• WHAT YOU WILL DO: Show all lines holding "Team".

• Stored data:
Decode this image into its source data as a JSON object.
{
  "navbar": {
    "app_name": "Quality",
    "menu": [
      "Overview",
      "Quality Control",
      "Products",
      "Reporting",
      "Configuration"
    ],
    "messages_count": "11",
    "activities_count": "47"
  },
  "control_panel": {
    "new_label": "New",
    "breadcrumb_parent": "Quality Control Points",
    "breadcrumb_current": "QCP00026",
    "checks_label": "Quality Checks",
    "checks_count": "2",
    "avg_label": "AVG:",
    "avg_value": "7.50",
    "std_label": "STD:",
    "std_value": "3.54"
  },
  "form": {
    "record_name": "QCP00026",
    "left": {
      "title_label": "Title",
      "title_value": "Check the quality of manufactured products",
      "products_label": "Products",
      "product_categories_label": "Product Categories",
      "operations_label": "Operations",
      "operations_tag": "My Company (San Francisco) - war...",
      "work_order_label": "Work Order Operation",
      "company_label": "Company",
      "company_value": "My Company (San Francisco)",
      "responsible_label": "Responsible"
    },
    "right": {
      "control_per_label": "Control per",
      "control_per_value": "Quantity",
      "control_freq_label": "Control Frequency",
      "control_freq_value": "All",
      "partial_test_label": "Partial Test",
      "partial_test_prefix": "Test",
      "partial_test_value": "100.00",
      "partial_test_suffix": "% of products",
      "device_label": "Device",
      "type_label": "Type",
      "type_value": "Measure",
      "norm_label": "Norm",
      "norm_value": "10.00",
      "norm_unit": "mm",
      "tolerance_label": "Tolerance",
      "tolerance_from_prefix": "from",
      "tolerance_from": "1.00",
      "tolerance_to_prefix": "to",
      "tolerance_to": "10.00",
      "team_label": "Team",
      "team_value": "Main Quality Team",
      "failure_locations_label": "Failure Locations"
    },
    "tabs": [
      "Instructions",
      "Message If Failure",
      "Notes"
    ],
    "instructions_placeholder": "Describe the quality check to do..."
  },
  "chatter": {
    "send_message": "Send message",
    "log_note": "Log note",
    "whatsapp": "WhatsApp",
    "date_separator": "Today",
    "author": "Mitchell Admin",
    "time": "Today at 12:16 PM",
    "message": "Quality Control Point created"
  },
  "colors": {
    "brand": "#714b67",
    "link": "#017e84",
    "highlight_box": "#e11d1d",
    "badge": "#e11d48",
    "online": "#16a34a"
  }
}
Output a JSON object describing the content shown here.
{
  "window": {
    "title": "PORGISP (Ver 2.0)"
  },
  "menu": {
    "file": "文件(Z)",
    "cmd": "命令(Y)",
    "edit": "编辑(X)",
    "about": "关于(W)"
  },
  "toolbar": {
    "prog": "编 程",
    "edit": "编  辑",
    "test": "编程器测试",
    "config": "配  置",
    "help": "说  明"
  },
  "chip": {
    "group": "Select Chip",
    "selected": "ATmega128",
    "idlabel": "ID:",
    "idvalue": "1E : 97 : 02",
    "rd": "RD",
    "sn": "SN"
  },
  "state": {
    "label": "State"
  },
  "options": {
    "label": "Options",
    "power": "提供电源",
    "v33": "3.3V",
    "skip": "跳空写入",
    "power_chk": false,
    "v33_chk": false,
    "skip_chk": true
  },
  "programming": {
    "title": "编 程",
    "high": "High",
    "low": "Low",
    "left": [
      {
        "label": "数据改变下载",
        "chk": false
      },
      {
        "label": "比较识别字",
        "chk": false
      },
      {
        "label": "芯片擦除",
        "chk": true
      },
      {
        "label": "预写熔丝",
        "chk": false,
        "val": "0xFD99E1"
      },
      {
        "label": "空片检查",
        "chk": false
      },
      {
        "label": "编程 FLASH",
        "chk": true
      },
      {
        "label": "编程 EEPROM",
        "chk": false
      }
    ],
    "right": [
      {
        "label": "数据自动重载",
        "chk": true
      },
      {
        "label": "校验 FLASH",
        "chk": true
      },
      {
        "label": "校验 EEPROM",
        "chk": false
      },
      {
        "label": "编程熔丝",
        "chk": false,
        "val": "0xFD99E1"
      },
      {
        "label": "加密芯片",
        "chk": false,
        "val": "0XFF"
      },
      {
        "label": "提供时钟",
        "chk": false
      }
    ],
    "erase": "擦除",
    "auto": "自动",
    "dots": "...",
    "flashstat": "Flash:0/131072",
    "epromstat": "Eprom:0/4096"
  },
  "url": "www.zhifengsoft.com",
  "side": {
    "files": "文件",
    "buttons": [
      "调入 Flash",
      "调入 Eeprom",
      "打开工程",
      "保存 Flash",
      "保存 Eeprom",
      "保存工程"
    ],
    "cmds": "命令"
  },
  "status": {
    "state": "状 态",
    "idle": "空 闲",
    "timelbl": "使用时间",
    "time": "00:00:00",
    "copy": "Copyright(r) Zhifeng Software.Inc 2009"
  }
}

• SOLUTION:
      "team_label": "Team",
      "team_value": "Main Quality Team",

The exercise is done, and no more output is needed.